* Begin *
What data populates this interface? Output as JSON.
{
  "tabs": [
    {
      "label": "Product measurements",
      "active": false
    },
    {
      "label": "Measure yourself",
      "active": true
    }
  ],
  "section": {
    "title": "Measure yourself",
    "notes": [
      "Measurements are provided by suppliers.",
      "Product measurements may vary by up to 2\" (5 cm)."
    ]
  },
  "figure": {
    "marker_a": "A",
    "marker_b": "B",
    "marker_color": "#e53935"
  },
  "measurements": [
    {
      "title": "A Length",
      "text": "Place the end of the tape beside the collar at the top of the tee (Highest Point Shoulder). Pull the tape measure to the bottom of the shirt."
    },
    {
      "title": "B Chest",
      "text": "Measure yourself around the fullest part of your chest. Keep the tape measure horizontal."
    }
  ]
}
* End *
Write out the full set of records exactly as given.

RESULT OF THIS EXERCISE —
What data populates this interface? Output as JSON.
{
  "tabs": [
    {
      "label": "Product measurements",
      "active": false
    },
    {
      "label": "Measure yourself",
      "active": true
    }
  ],
  "section": {
    "title": "Measure yourself",
    "notes": [
      "Measurements are provided by suppliers.",
      "Product measurements may vary by up to 2\" (5 cm)."
    ]
  },
  "figure": {
    "marker_a": "A",
    "marker_b": "B",
    "marker_color": "#e53935"
  },
  "measurements": [
    {
      "title": "A Length",
      "text": "Place the end of the tape beside the collar at the top of the tee (Highest Point Shoulder). Pull the tape measure to the bottom of the shirt."
    },
    {
      "title": "B Chest",
      "text": "Measure yourself around the fullest part of your chest. Keep the tape measure horizontal."
    }
  ]
}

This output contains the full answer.